■ **TASK TO CARRY OUT**
Take the material and output all of it exactly.

═════ GIVEN INFORMATION

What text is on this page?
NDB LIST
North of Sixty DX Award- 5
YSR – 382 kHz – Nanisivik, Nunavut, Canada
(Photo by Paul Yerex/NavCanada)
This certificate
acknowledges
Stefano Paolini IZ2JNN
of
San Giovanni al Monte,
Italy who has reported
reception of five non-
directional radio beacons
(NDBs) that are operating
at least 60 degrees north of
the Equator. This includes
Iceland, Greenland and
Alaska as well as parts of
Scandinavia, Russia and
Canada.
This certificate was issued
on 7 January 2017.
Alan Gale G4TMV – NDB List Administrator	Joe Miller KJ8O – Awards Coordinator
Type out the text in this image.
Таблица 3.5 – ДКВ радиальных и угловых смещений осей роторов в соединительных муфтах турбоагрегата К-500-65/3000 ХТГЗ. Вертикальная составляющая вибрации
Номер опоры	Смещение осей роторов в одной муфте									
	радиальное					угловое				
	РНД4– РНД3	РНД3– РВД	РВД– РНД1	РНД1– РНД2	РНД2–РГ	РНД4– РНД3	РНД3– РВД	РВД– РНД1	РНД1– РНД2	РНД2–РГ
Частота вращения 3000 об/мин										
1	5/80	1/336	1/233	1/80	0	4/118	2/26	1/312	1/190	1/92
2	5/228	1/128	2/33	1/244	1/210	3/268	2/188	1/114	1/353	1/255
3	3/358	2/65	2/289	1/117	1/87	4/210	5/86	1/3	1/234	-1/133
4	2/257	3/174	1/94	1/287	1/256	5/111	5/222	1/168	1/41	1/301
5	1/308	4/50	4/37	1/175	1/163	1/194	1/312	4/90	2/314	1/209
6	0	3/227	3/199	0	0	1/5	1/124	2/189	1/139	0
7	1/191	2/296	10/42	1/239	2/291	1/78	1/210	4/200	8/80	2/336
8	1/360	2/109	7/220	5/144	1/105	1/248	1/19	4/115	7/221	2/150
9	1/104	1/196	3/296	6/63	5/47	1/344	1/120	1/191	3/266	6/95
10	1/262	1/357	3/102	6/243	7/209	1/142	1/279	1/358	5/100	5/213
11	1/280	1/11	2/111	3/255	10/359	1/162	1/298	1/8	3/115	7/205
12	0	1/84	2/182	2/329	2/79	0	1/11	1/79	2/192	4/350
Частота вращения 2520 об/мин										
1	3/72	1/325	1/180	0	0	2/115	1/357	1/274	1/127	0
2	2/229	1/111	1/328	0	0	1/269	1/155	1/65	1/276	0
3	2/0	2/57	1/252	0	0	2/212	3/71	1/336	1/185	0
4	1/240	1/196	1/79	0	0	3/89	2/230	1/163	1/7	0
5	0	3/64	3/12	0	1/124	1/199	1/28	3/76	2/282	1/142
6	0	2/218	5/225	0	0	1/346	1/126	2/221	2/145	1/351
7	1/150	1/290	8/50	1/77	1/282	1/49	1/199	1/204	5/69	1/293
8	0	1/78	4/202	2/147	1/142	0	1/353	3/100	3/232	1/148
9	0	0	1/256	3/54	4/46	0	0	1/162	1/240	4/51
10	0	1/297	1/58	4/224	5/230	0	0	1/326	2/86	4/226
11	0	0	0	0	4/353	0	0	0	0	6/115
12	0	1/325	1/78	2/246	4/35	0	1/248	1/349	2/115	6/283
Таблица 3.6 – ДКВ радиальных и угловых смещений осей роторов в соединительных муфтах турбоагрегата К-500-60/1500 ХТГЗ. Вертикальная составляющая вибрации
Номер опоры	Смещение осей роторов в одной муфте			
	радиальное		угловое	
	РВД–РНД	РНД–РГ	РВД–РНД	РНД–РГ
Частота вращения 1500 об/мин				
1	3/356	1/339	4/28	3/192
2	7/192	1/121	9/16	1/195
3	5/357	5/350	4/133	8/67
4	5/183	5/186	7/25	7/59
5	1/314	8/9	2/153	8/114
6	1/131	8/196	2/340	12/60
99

══════════

■ **TASK RESPONSE**
What text is on this page?
NDB LIST
North of Sixty DX Award- 5
YSR – 382 kHz – Nanisivik, Nunavut, Canada
(Photo by Paul Yerex/NavCanada)
This certificate
acknowledges
Stefano Paolini IZ2JNN
of
San Giovanni al Monte,
Italy who has reported
reception of five non-
directional radio beacons
(NDBs) that are operating
at least 60 degrees north of
the Equator. This includes
Iceland, Greenland and
Alaska as well as parts of
Scandinavia, Russia and
Canada.
This certificate was issued
on 7 January 2017.
Alan Gale G4TMV – NDB List Administrator	Joe Miller KJ8O – Awards Coordinator
Type out the text in this image.
Таблица 3.5 – ДКВ радиальных и угловых смещений осей роторов в соединительных муфтах турбоагрегата К-500-65/3000 ХТГЗ. Вертикальная составляющая вибрации
Номер опоры	Смещение осей роторов в одной муфте									
	радиальное					угловое				
	РНД4– РНД3	РНД3– РВД	РВД– РНД1	РНД1– РНД2	РНД2–РГ	РНД4– РНД3	РНД3– РВД	РВД– РНД1	РНД1– РНД2	РНД2–РГ
Частота вращения 3000 об/мин										
1	5/80	1/336	1/233	1/80	0	4/118	2/26	1/312	1/190	1/92
2	5/228	1/128	2/33	1/244	1/210	3/268	2/188	1/114	1/353	1/255
3	3/358	2/65	2/289	1/117	1/87	4/210	5/86	1/3	1/234	-1/133
4	2/257	3/174	1/94	1/287	1/256	5/111	5/222	1/168	1/41	1/301
5	1/308	4/50	4/37	1/175	1/163	1/194	1/312	4/90	2/314	1/209
6	0	3/227	3/199	0	0	1/5	1/124	2/189	1/139	0
7	1/191	2/296	10/42	1/239	2/291	1/78	1/210	4/200	8/80	2/336
8	1/360	2/109	7/220	5/144	1/105	1/248	1/19	4/115	7/221	2/150
9	1/104	1/196	3/296	6/63	5/47	1/344	1/120	1/191	3/266	6/95
10	1/262	1/357	3/102	6/243	7/209	1/142	1/279	1/358	5/100	5/213
11	1/280	1/11	2/111	3/255	10/359	1/162	1/298	1/8	3/115	7/205
12	0	1/84	2/182	2/329	2/79	0	1/11	1/79	2/192	4/350
Частота вращения 2520 об/мин										
1	3/72	1/325	1/180	0	0	2/115	1/357	1/274	1/127	0
2	2/229	1/111	1/328	0	0	1/269	1/155	1/65	1/276	0
3	2/0	2/57	1/252	0	0	2/212	3/71	1/336	1/185	0
4	1/240	1/196	1/79	0	0	3/89	2/230	1/163	1/7	0
5	0	3/64	3/12	0	1/124	1/199	1/28	3/76	2/282	1/142
6	0	2/218	5/225	0	0	1/346	1/126	2/221	2/145	1/351
7	1/150	1/290	8/50	1/77	1/282	1/49	1/199	1/204	5/69	1/293
8	0	1/78	4/202	2/147	1/142	0	1/353	3/100	3/232	1/148
9	0	0	1/256	3/54	4/46	0	0	1/162	1/240	4/51
10	0	1/297	1/58	4/224	5/230	0	0	1/326	2/86	4/226
11	0	0	0	0	4/353	0	0	0	0	6/115
12	0	1/325	1/78	2/246	4/35	0	1/248	1/349	2/115	6/283
Таблица 3.6 – ДКВ радиальных и угловых смещений осей роторов в соединительных муфтах турбоагрегата К-500-60/1500 ХТГЗ. Вертикальная составляющая вибрации
Номер опоры	Смещение осей роторов в одной муфте			
	радиальное		угловое	
	РВД–РНД	РНД–РГ	РВД–РНД	РНД–РГ
Частота вращения 1500 об/мин				
1	3/356	1/339	4/28	3/192
2	7/192	1/121	9/16	1/195
3	5/357	5/350	4/133	8/67
4	5/183	5/186	7/25	7/59
5	1/314	8/9	2/153	8/114
6	1/131	8/196	2/340	12/60
99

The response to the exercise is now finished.